[INPUT FOR THIS TASK]

-*-*-

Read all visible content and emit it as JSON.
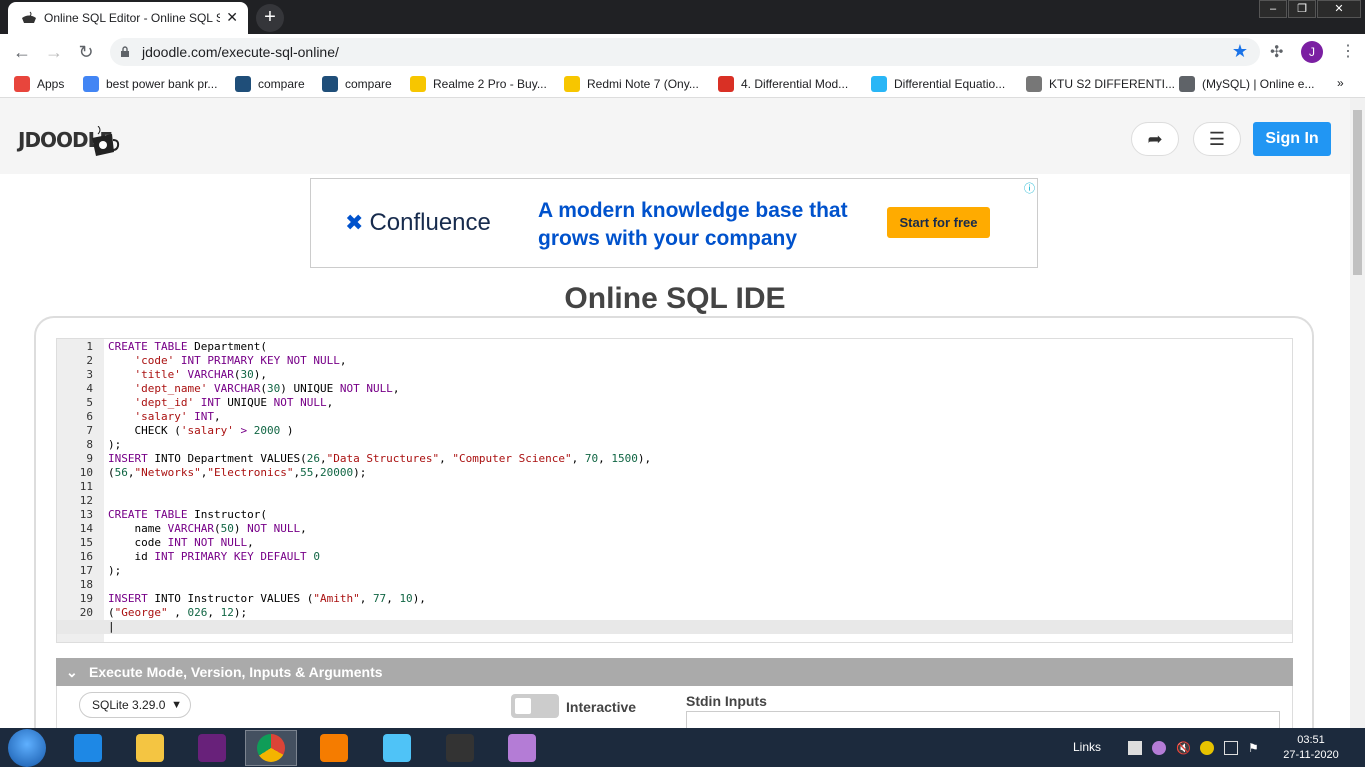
{
  "browser": {
    "tab_title": "Online SQL Editor - Online SQL S",
    "tab_close": "✕",
    "new_tab": "+",
    "url": "jdoodle.com/execute-sql-online/",
    "avatar_letter": "J",
    "window_controls": [
      "–",
      "❐",
      "✕"
    ]
  },
  "bookmarks": [
    {
      "label": "Apps",
      "icon": "apps-grid-icon",
      "color": "#e8453c"
    },
    {
      "label": "best power bank pr...",
      "icon": "google-icon",
      "color": "#4285f4"
    },
    {
      "label": "compare",
      "icon": "gn-icon",
      "color": "#1f4e79"
    },
    {
      "label": "compare",
      "icon": "gn-icon",
      "color": "#1f4e79"
    },
    {
      "label": "Realme 2 Pro - Buy...",
      "icon": "flipkart-icon",
      "color": "#f7c600"
    },
    {
      "label": "Redmi Note 7 (Ony...",
      "icon": "flipkart-icon",
      "color": "#f7c600"
    },
    {
      "label": "4. Differential Mod...",
      "icon": "pdf-icon",
      "color": "#d93025"
    },
    {
      "label": "Differential Equatio...",
      "icon": "site-icon",
      "color": "#29b6f6"
    },
    {
      "label": "KTU S2 DIFFERENTI...",
      "icon": "globe-icon",
      "color": "#777777"
    },
    {
      "label": "(MySQL) | Online e...",
      "icon": "jdoodle-icon",
      "color": "#5f6368"
    }
  ],
  "bookmarks_overflow": "»",
  "header": {
    "logo_text": "JDOODLE",
    "share_icon": "share-icon",
    "menu_icon": "hamburger-icon",
    "signin_label": "Sign In"
  },
  "ad": {
    "brand": "Confluence",
    "headline": "A modern knowledge base that grows with your company",
    "cta": "Start for free",
    "info": "ⓘ"
  },
  "page_title": "Online SQL IDE",
  "editor": {
    "lines": [
      [
        [
          "kw",
          "CREATE TABLE"
        ],
        [
          "op",
          " Department("
        ]
      ],
      [
        [
          "op",
          "    "
        ],
        [
          "str",
          "'code'"
        ],
        [
          "op",
          " "
        ],
        [
          "kw",
          "INT PRIMARY KEY NOT NULL"
        ],
        [
          "op",
          ","
        ]
      ],
      [
        [
          "op",
          "    "
        ],
        [
          "str",
          "'title'"
        ],
        [
          "op",
          " "
        ],
        [
          "kw",
          "VARCHAR"
        ],
        [
          "op",
          "("
        ],
        [
          "num",
          "30"
        ],
        [
          "op",
          "),"
        ]
      ],
      [
        [
          "op",
          "    "
        ],
        [
          "str",
          "'dept_name'"
        ],
        [
          "op",
          " "
        ],
        [
          "kw",
          "VARCHAR"
        ],
        [
          "op",
          "("
        ],
        [
          "num",
          "30"
        ],
        [
          "op",
          ") UNIQUE "
        ],
        [
          "kw",
          "NOT NULL"
        ],
        [
          "op",
          ","
        ]
      ],
      [
        [
          "op",
          "    "
        ],
        [
          "str",
          "'dept_id'"
        ],
        [
          "op",
          " "
        ],
        [
          "kw",
          "INT"
        ],
        [
          "op",
          " UNIQUE "
        ],
        [
          "kw",
          "NOT NULL"
        ],
        [
          "op",
          ","
        ]
      ],
      [
        [
          "op",
          "    "
        ],
        [
          "str",
          "'salary'"
        ],
        [
          "op",
          " "
        ],
        [
          "kw",
          "INT"
        ],
        [
          "op",
          ","
        ]
      ],
      [
        [
          "op",
          "    CHECK ("
        ],
        [
          "str",
          "'salary'"
        ],
        [
          "op",
          " "
        ],
        [
          "kw",
          ">"
        ],
        [
          "op",
          " "
        ],
        [
          "num",
          "2000"
        ],
        [
          "op",
          " )"
        ]
      ],
      [
        [
          "op",
          ");"
        ]
      ],
      [
        [
          "kw",
          "INSERT"
        ],
        [
          "op",
          " INTO Department VALUES("
        ],
        [
          "num",
          "26"
        ],
        [
          "op",
          ","
        ],
        [
          "str",
          "\"Data Structures\""
        ],
        [
          "op",
          ", "
        ],
        [
          "str",
          "\"Computer Science\""
        ],
        [
          "op",
          ", "
        ],
        [
          "num",
          "70"
        ],
        [
          "op",
          ", "
        ],
        [
          "num",
          "1500"
        ],
        [
          "op",
          "),"
        ]
      ],
      [
        [
          "op",
          "("
        ],
        [
          "num",
          "56"
        ],
        [
          "op",
          ","
        ],
        [
          "str",
          "\"Networks\""
        ],
        [
          "op",
          ","
        ],
        [
          "str",
          "\"Electronics\""
        ],
        [
          "op",
          ","
        ],
        [
          "num",
          "55"
        ],
        [
          "op",
          ","
        ],
        [
          "num",
          "20000"
        ],
        [
          "op",
          ");"
        ]
      ],
      [],
      [],
      [
        [
          "kw",
          "CREATE TABLE"
        ],
        [
          "op",
          " Instructor("
        ]
      ],
      [
        [
          "op",
          "    name "
        ],
        [
          "kw",
          "VARCHAR"
        ],
        [
          "op",
          "("
        ],
        [
          "num",
          "50"
        ],
        [
          "op",
          ") "
        ],
        [
          "kw",
          "NOT NULL"
        ],
        [
          "op",
          ","
        ]
      ],
      [
        [
          "op",
          "    code "
        ],
        [
          "kw",
          "INT NOT NULL"
        ],
        [
          "op",
          ","
        ]
      ],
      [
        [
          "op",
          "    id "
        ],
        [
          "kw",
          "INT PRIMARY KEY DEFAULT"
        ],
        [
          "op",
          " "
        ],
        [
          "num",
          "0"
        ]
      ],
      [
        [
          "op",
          ");"
        ]
      ],
      [],
      [
        [
          "kw",
          "INSERT"
        ],
        [
          "op",
          " INTO Instructor VALUES ("
        ],
        [
          "str",
          "\"Amith\""
        ],
        [
          "op",
          ", "
        ],
        [
          "num",
          "77"
        ],
        [
          "op",
          ", "
        ],
        [
          "num",
          "10"
        ],
        [
          "op",
          "),"
        ]
      ],
      [
        [
          "op",
          "("
        ],
        [
          "str",
          "\"George\""
        ],
        [
          "op",
          " , "
        ],
        [
          "num",
          "026"
        ],
        [
          "op",
          ", "
        ],
        [
          "num",
          "12"
        ],
        [
          "op",
          ");"
        ]
      ],
      [
        [
          "op",
          "|"
        ]
      ]
    ],
    "active_line": 21
  },
  "execute": {
    "section_title": "Execute Mode, Version, Inputs & Arguments",
    "version_selected": "SQLite 3.29.0",
    "interactive_label": "Interactive",
    "interactive_on": false,
    "stdin_label": "Stdin Inputs"
  },
  "taskbar": {
    "apps": [
      "internet-explorer-icon",
      "file-explorer-icon",
      "visual-studio-icon",
      "chrome-icon",
      "media-player-icon",
      "control-panel-icon",
      "sublime-text-icon",
      "feather-app-icon"
    ],
    "links_label": "Links",
    "time": "03:51",
    "date": "27-11-2020"
  }
}
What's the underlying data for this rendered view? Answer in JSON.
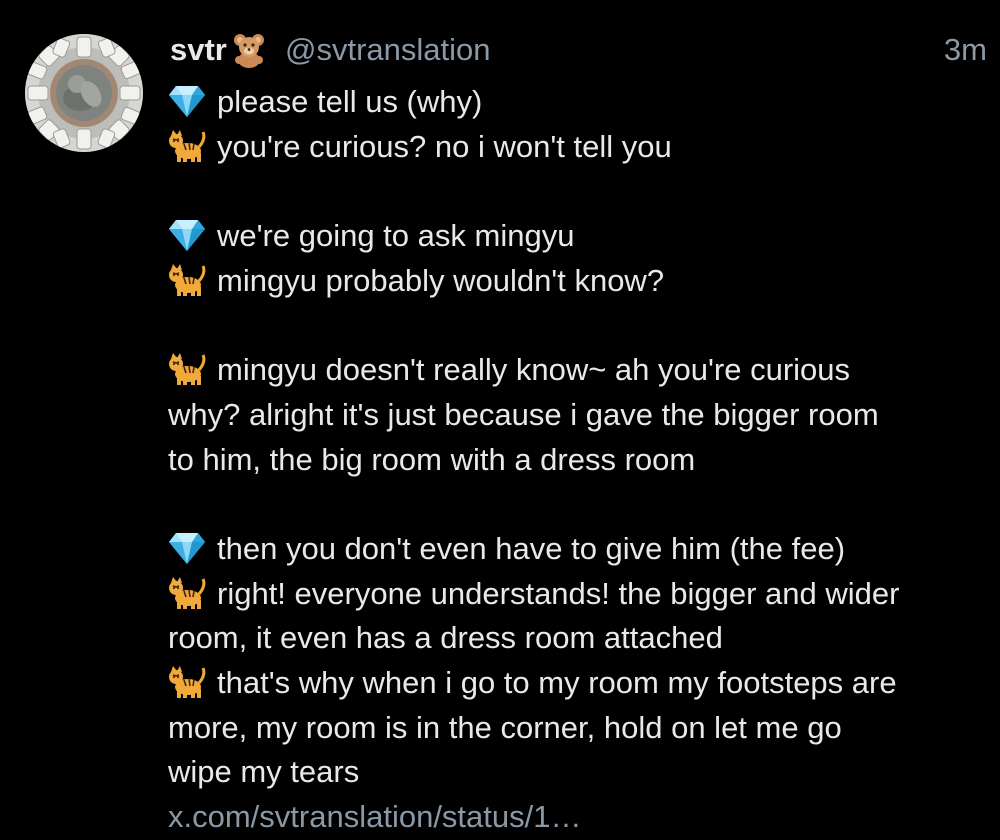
{
  "tweet": {
    "display_name": "svtr",
    "name_emoji": "teddy-bear-icon",
    "handle": "@svtranslation",
    "time": "3m",
    "link": "x.com/svtranslation/status/1…",
    "colors": {
      "background": "#000000",
      "text": "#e7e9ea",
      "secondary": "#8b98a5"
    }
  },
  "lines": [
    {
      "emoji": "gem-icon",
      "text": "please tell us (why)"
    },
    {
      "emoji": "tiger-icon",
      "text": "you're curious? no i won't tell you"
    },
    {
      "emoji": "gem-icon",
      "text": "we're going to ask mingyu"
    },
    {
      "emoji": "tiger-icon",
      "text": "mingyu probably wouldn't know?"
    },
    {
      "emoji": "tiger-icon",
      "text": "mingyu doesn't really know~ ah you're curious"
    },
    {
      "text": "why? alright it's just because i gave the bigger room"
    },
    {
      "text": "to him, the big room with a dress room"
    },
    {
      "emoji": "gem-icon",
      "text": "then you don't even have to give him (the fee)"
    },
    {
      "emoji": "tiger-icon",
      "text": "right! everyone understands! the bigger and wider"
    },
    {
      "text": "room, it even has a dress room attached"
    },
    {
      "emoji": "tiger-icon",
      "text": "that's why when i go to my room my footsteps are"
    },
    {
      "text": "more, my room is in the corner, hold on let me go"
    },
    {
      "text": "wipe my tears"
    }
  ]
}
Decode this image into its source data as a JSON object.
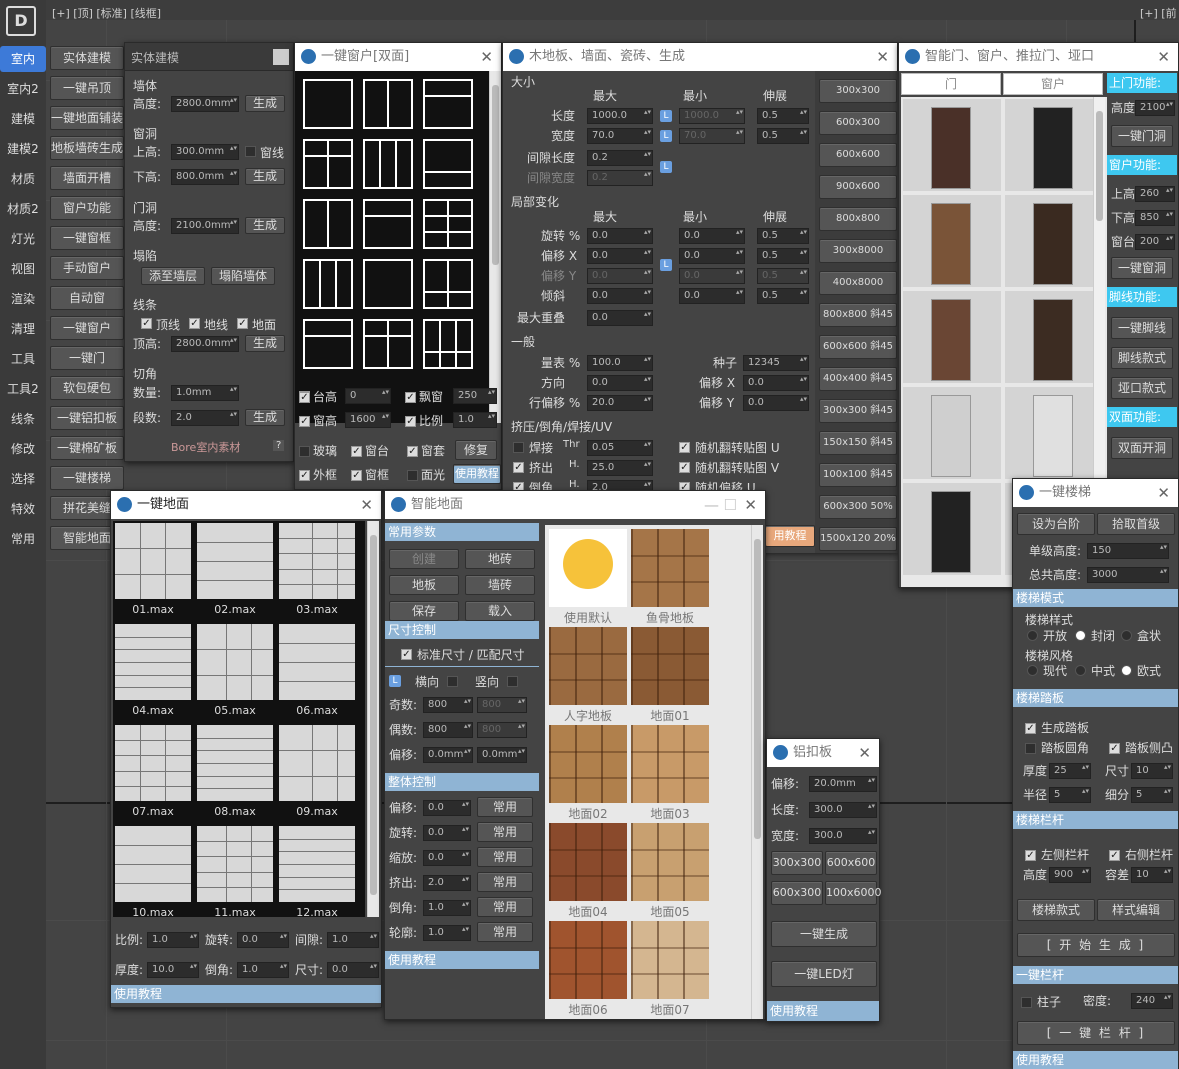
{
  "topbar": {
    "left": "[+] [顶] [标准] [线框]",
    "right": "[+] [前"
  },
  "left_tabs": [
    "室内",
    "室内2",
    "建模",
    "建模2",
    "材质",
    "材质2",
    "灯光",
    "视图",
    "渲染",
    "清理",
    "工具",
    "工具2",
    "线条",
    "修改",
    "选择",
    "特效",
    "常用"
  ],
  "col2_buttons": [
    "实体建模",
    "一键吊顶",
    "一键地面铺装",
    "地板墙砖生成",
    "墙面开槽",
    "窗户功能",
    "一键窗框",
    "手动窗户",
    "自动窗",
    "一键窗户",
    "一键门",
    "软包硬包",
    "一键铝扣板",
    "一键棉矿板",
    "一键楼梯",
    "拼花美缝",
    "智能地面"
  ],
  "solid": {
    "title": "实体建模",
    "wall": "墙体",
    "height_lbl": "高度:",
    "height": "2800.0mm",
    "gen": "生成",
    "hole": "窗洞",
    "top_lbl": "上高:",
    "top": "300.0mm",
    "sill": "窗线",
    "bottom_lbl": "下高:",
    "bottom": "800.0mm",
    "door": "门洞",
    "door_h_lbl": "高度:",
    "door_h": "2100.0mm",
    "collapse": "塌陷",
    "add_floor": "添至墙层",
    "collapse_wall": "塌陷墙体",
    "lines": "线条",
    "top_line": "顶线",
    "floor_line": "地线",
    "ground": "地面",
    "top_h_lbl": "顶高:",
    "top_h": "2800.0mm",
    "cut": "切角",
    "count_lbl": "数量:",
    "count": "1.0mm",
    "seg_lbl": "段数:",
    "seg": "2.0",
    "brand": "Bore室内素材",
    "q": "?"
  },
  "windows": {
    "title": "一键窗户[双面]",
    "sill_h": "台高",
    "sill_v": "0",
    "bay": "飘窗",
    "bay_v": "250",
    "win_h": "窗高",
    "win_h_v": "1600",
    "ratio": "比例",
    "ratio_v": "1.0",
    "glass": "玻璃",
    "sill2": "窗台",
    "case": "窗套",
    "repair": "修复",
    "outer": "外框",
    "frame": "窗框",
    "light": "面光",
    "tutorial": "使用教程"
  },
  "wood": {
    "title": "木地板、墙面、瓷砖、生成",
    "size": "大小",
    "max": "最大",
    "min": "最小",
    "stretch": "伸展",
    "len": "长度",
    "len_max": "1000.0",
    "len_min": "1000.0",
    "len_s": "0.5",
    "wid": "宽度",
    "wid_max": "70.0",
    "wid_min": "70.0",
    "wid_s": "0.5",
    "gap_len": "间隙长度",
    "gap_len_v": "0.2",
    "gap_wid": "间隙宽度",
    "gap_wid_v": "0.2",
    "local": "局部变化",
    "rot": "旋转 %",
    "offx": "偏移 X",
    "offy": "偏移 Y",
    "tilt": "倾斜",
    "overlap": "最大重叠",
    "zero": "0.0",
    "half": "0.5",
    "general": "一般",
    "scale": "量表 %",
    "scale_v": "100.0",
    "seed": "种子",
    "seed_v": "12345",
    "dir": "方向",
    "rowoff": "行偏移 %",
    "rowoff_v": "20.0",
    "offx2": "偏移 X",
    "offy2": "偏移 Y",
    "extrude": "挤压/倒角/焊接/UV",
    "weld": "焊接",
    "thr": "Thr",
    "thr_v": "0.05",
    "ext": "挤出",
    "h": "H.",
    "ext_v": "25.0",
    "bev": "倒角",
    "bev_v": "2.0",
    "rand_u": "随机翻转贴图 U",
    "rand_v": "随机翻转贴图 V",
    "rand_off": "随机偏移 U",
    "tutorial": "用教程",
    "presets": [
      "300x300",
      "600x300",
      "600x600",
      "900x600",
      "800x800",
      "300x8000",
      "400x8000",
      "800x800 斜45",
      "600x600 斜45",
      "400x400 斜45",
      "300x300 斜45",
      "150x150 斜45",
      "100x100 斜45",
      "600x300  50%",
      "1500x120  20%"
    ]
  },
  "doors": {
    "title": "智能门、窗户、推拉门、垭口",
    "tab_door": "门",
    "tab_win": "窗户",
    "up_func": "上门功能:",
    "door_h_lbl": "高度",
    "door_h": "2100",
    "btn_door": "一键门洞",
    "win_func": "窗户功能:",
    "up_lbl": "上高",
    "up": "260",
    "down_lbl": "下高",
    "down": "850",
    "sill_lbl": "窗台",
    "sill": "200",
    "btn_win": "一键窗洞",
    "foot_func": "脚线功能:",
    "btn_foot": "一键脚线",
    "foot_style": "脚线款式",
    "arch_style": "垭口款式",
    "double_func": "双面功能:",
    "double_btn": "双面开洞"
  },
  "floor": {
    "title": "一键地面",
    "tiles": [
      "01.max",
      "02.max",
      "03.max",
      "04.max",
      "05.max",
      "06.max",
      "07.max",
      "08.max",
      "09.max",
      "10.max",
      "11.max",
      "12.max"
    ],
    "ratio": "比例:",
    "ratio_v": "1.0",
    "rot": "旋转:",
    "rot_v": "0.0",
    "gap": "间隙:",
    "gap_v": "1.0",
    "thick": "厚度:",
    "thick_v": "10.0",
    "bev": "倒角:",
    "bev_v": "1.0",
    "size": "尺寸:",
    "size_v": "0.0",
    "tutorial": "使用教程"
  },
  "smart": {
    "title": "智能地面",
    "common": "常用参数",
    "create": "创建",
    "floor_tile": "地砖",
    "floorb": "地板",
    "wall_tile": "墙砖",
    "save": "保存",
    "load": "载入",
    "size_ctrl": "尺寸控制",
    "std": "标准尺寸 / 匹配尺寸",
    "horiz": "横向",
    "vert": "竖向",
    "odd": "奇数:",
    "even": "偶数:",
    "offset": "偏移:",
    "v800": "800",
    "offv": "0.0mm",
    "overall": "整体控制",
    "o_off": "偏移:",
    "o_rot": "旋转:",
    "o_scale": "缩放:",
    "o_ext": "挤出:",
    "o_bev": "倒角:",
    "o_out": "轮廓:",
    "zero": "0.0",
    "two": "2.0",
    "one": "1.0",
    "common_btn": "常用",
    "tutorial": "使用教程",
    "thumbs": [
      "使用默认",
      "鱼骨地板",
      "人字地板",
      "地面01",
      "地面02",
      "地面03",
      "地面04",
      "地面05",
      "地面06",
      "地面07"
    ]
  },
  "alu": {
    "title": "铝扣板",
    "off": "偏移:",
    "off_v": "20.0mm",
    "len": "长度:",
    "len_v": "300.0",
    "wid": "宽度:",
    "wid_v": "300.0",
    "p1": "300x300",
    "p2": "600x600",
    "p3": "600x300",
    "p4": "100x6000",
    "gen": "一键生成",
    "led": "一键LED灯",
    "tutorial": "使用教程"
  },
  "stairs": {
    "title": "一键楼梯",
    "set_step": "设为台阶",
    "pick_first": "拾取首级",
    "step_h": "单级高度:",
    "step_h_v": "150",
    "total_h": "总共高度:",
    "total_h_v": "3000",
    "mode": "楼梯模式",
    "style": "楼梯样式",
    "open": "开放",
    "closed": "封闭",
    "box": "盒状",
    "fstyle": "楼梯风格",
    "modern": "现代",
    "chinese": "中式",
    "euro": "欧式",
    "tread": "楼梯踏板",
    "gen_tread": "生成踏板",
    "round": "踏板圆角",
    "side": "踏板侧凸",
    "thick": "厚度",
    "thick_v": "25",
    "size": "尺寸",
    "size_v": "10",
    "radius": "半径",
    "radius_v": "5",
    "sub": "细分",
    "sub_v": "5",
    "rail": "楼梯栏杆",
    "left": "左侧栏杆",
    "right": "右侧栏杆",
    "h": "高度",
    "h_v": "900",
    "tol": "容差",
    "tol_v": "10",
    "rail_style": "楼梯款式",
    "style_edit": "样式编辑",
    "start": "[ 开 始 生 成 ]",
    "one_rail": "一键栏杆",
    "post": "柱子",
    "density": "密度:",
    "density_v": "240",
    "one_rail_btn": "[ 一 键 栏 杆 ]",
    "tutorial": "使用教程"
  }
}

-*-*-

[WHAT IS NEEDED]
Across all the entries, count the lines that contain the word "JSON" and give the number by itself.

[WRITTEN REPLY]
3